> **EXERCISE AIM**
Return each line of the records with nothing changed, pictures excepted.

[Rows from a figure dataset]
——————

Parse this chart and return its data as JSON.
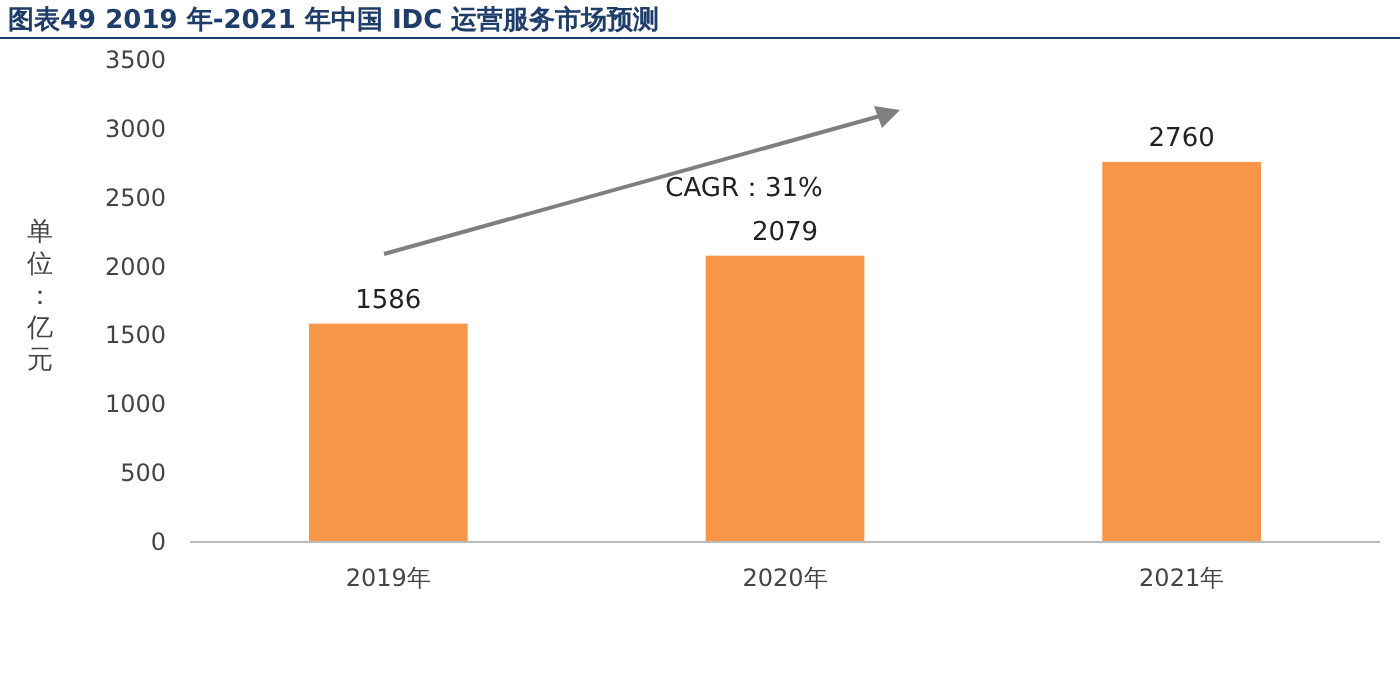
{
  "chart_data": {
    "type": "bar",
    "title": "图表49    2019 年-2021 年中国 IDC 运营服务市场预测",
    "ylabel": "单位：亿元",
    "categories": [
      "2019年",
      "2020年",
      "2021年"
    ],
    "values": [
      1586,
      2079,
      2760
    ],
    "color": "#f79646",
    "ylim": [
      0,
      3500
    ],
    "yticks": [
      0,
      500,
      1000,
      1500,
      2000,
      2500,
      3000,
      3500
    ],
    "grid": false,
    "data_labels": true,
    "annotations": [
      "CAGR：31%"
    ]
  }
}
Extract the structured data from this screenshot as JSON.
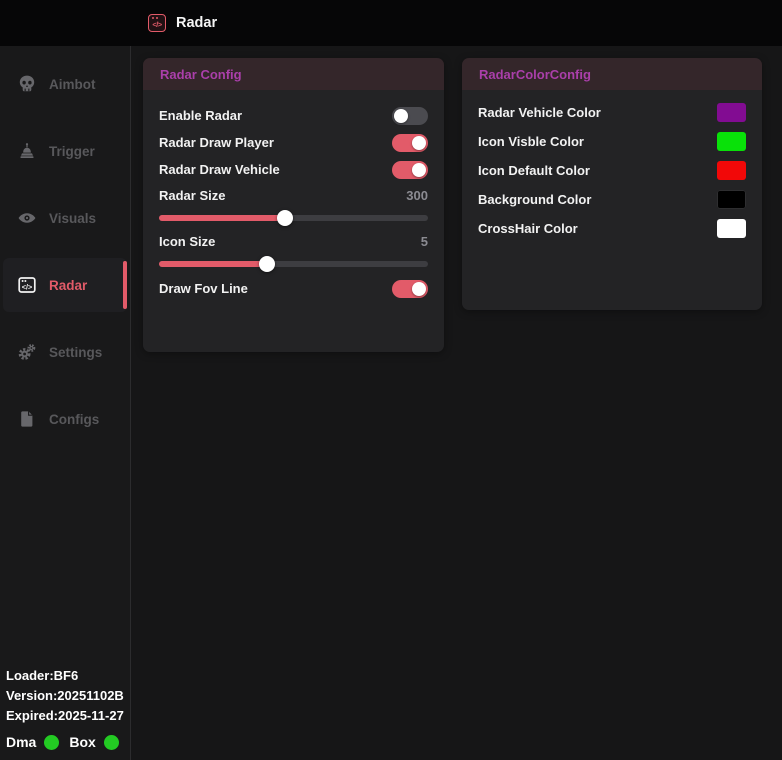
{
  "window": {
    "title": "Radar",
    "title_icon": "code-window-icon",
    "icon_glyph": "</>"
  },
  "sidebar": {
    "items": [
      {
        "label": "Aimbot",
        "icon": "skull-icon",
        "selected": false
      },
      {
        "label": "Trigger",
        "icon": "landmine-icon",
        "selected": false
      },
      {
        "label": "Visuals",
        "icon": "eye-icon",
        "selected": false
      },
      {
        "label": "Radar",
        "icon": "code-window-icon",
        "selected": true
      },
      {
        "label": "Settings",
        "icon": "gears-icon",
        "selected": false
      },
      {
        "label": "Configs",
        "icon": "file-icon",
        "selected": false
      }
    ],
    "footer": {
      "loader": "Loader:BF6",
      "version": "Version:20251102B",
      "expired": "Expired:2025-11-27",
      "statuses": [
        {
          "label": "Dma",
          "state": "on",
          "color": "#23ca23"
        },
        {
          "label": "Box",
          "state": "on",
          "color": "#23ca23"
        }
      ]
    }
  },
  "panels": [
    {
      "title": "Radar Config",
      "controls": [
        {
          "type": "toggle",
          "label": "Enable Radar",
          "value": false
        },
        {
          "type": "toggle",
          "label": "Radar Draw Player",
          "value": true
        },
        {
          "type": "toggle",
          "label": "Radar Draw Vehicle",
          "value": true
        },
        {
          "type": "slider",
          "label": "Radar Size",
          "value": "300",
          "percent": 47
        },
        {
          "type": "slider",
          "label": "Icon Size",
          "value": "5",
          "percent": 40
        },
        {
          "type": "toggle",
          "label": "Draw Fov Line",
          "value": true
        }
      ]
    },
    {
      "title": "RadarColorConfig",
      "controls": [
        {
          "type": "color",
          "label": "Radar Vehicle Color",
          "color": "#820c92"
        },
        {
          "type": "color",
          "label": "Icon Visble Color",
          "color": "#09e109"
        },
        {
          "type": "color",
          "label": "Icon Default Color",
          "color": "#f20808"
        },
        {
          "type": "color",
          "label": "Background Color",
          "color": "#000000"
        },
        {
          "type": "color",
          "label": "CrossHair Color",
          "color": "#ffffff"
        }
      ]
    }
  ],
  "colors": {
    "accent": "#e25b69",
    "panel_header_title": "#aa3faa",
    "toggle_off": "#4b4b50",
    "status_green": "#23ca23"
  }
}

——————

> **EXPECTED ANSWER**
Parse this chart and return its data as JSON.
{
  "chart_data": {
    "type": "bar",
    "title": "图表49    2019 年-2021 年中国 IDC 运营服务市场预测",
    "ylabel": "单位：亿元",
    "categories": [
      "2019年",
      "2020年",
      "2021年"
    ],
    "values": [
      1586,
      2079,
      2760
    ],
    "color": "#f79646",
    "ylim": [
      0,
      3500
    ],
    "yticks": [
      0,
      500,
      1000,
      1500,
      2000,
      2500,
      3000,
      3500
    ],
    "grid": false,
    "data_labels": true,
    "annotations": [
      "CAGR：31%"
    ]
  }
}
Extract the structured data from this screenshot as JSON.
{
  "window": {
    "title": "Radar",
    "title_icon": "code-window-icon",
    "icon_glyph": "</>"
  },
  "sidebar": {
    "items": [
      {
        "label": "Aimbot",
        "icon": "skull-icon",
        "selected": false
      },
      {
        "label": "Trigger",
        "icon": "landmine-icon",
        "selected": false
      },
      {
        "label": "Visuals",
        "icon": "eye-icon",
        "selected": false
      },
      {
        "label": "Radar",
        "icon": "code-window-icon",
        "selected": true
      },
      {
        "label": "Settings",
        "icon": "gears-icon",
        "selected": false
      },
      {
        "label": "Configs",
        "icon": "file-icon",
        "selected": false
      }
    ],
    "footer": {
      "loader": "Loader:BF6",
      "version": "Version:20251102B",
      "expired": "Expired:2025-11-27",
      "statuses": [
        {
          "label": "Dma",
          "state": "on",
          "color": "#23ca23"
        },
        {
          "label": "Box",
          "state": "on",
          "color": "#23ca23"
        }
      ]
    }
  },
  "panels": [
    {
      "title": "Radar Config",
      "controls": [
        {
          "type": "toggle",
          "label": "Enable Radar",
          "value": false
        },
        {
          "type": "toggle",
          "label": "Radar Draw Player",
          "value": true
        },
        {
          "type": "toggle",
          "label": "Radar Draw Vehicle",
          "value": true
        },
        {
          "type": "slider",
          "label": "Radar Size",
          "value": "300",
          "percent": 47
        },
        {
          "type": "slider",
          "label": "Icon Size",
          "value": "5",
          "percent": 40
        },
        {
          "type": "toggle",
          "label": "Draw Fov Line",
          "value": true
        }
      ]
    },
    {
      "title": "RadarColorConfig",
      "controls": [
        {
          "type": "color",
          "label": "Radar Vehicle Color",
          "color": "#820c92"
        },
        {
          "type": "color",
          "label": "Icon Visble Color",
          "color": "#09e109"
        },
        {
          "type": "color",
          "label": "Icon Default Color",
          "color": "#f20808"
        },
        {
          "type": "color",
          "label": "Background Color",
          "color": "#000000"
        },
        {
          "type": "color",
          "label": "CrossHair Color",
          "color": "#ffffff"
        }
      ]
    }
  ],
  "colors": {
    "accent": "#e25b69",
    "panel_header_title": "#aa3faa",
    "toggle_off": "#4b4b50",
    "status_green": "#23ca23"
  }
}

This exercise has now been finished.